*EXERCISE TASK:* Give the number of lines containing the word "name" and nothing more.

*TASK DATA:*
_ _ _ _ _ _ _

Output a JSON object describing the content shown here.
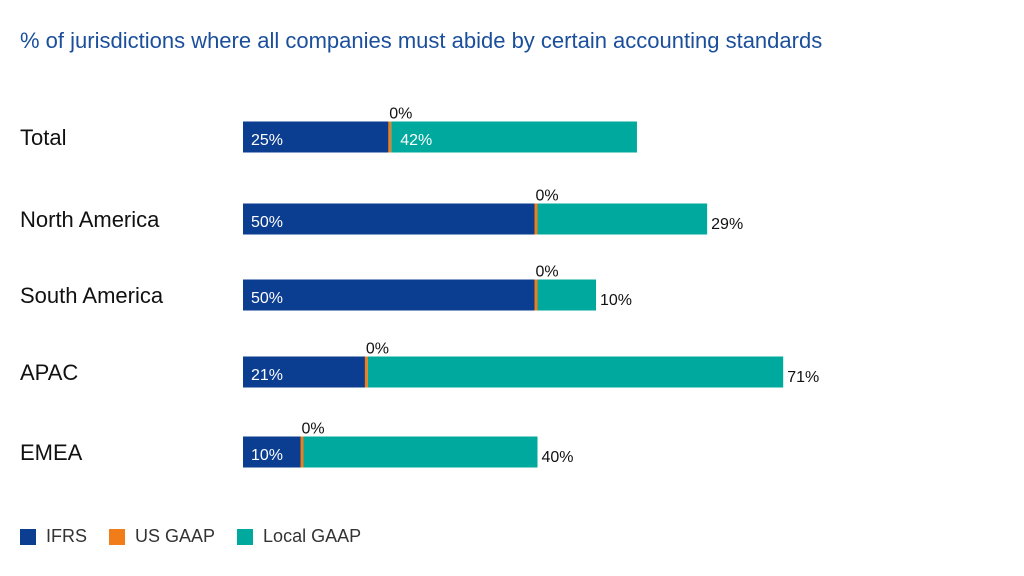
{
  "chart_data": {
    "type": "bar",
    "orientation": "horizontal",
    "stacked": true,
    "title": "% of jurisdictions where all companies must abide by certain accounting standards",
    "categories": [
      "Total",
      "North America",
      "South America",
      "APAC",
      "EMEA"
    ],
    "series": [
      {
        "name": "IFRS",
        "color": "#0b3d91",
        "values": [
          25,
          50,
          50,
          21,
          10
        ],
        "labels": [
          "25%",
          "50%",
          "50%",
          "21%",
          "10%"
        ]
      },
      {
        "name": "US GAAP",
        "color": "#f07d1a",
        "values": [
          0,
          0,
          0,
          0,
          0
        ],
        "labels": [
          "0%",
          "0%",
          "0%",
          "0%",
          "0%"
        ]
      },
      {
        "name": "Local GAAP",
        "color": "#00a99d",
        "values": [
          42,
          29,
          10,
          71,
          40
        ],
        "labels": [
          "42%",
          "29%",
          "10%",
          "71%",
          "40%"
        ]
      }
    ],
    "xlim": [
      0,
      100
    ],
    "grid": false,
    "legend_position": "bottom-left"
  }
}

_ _ _ _ _ _ _

*RIGHT ANSWER:* 3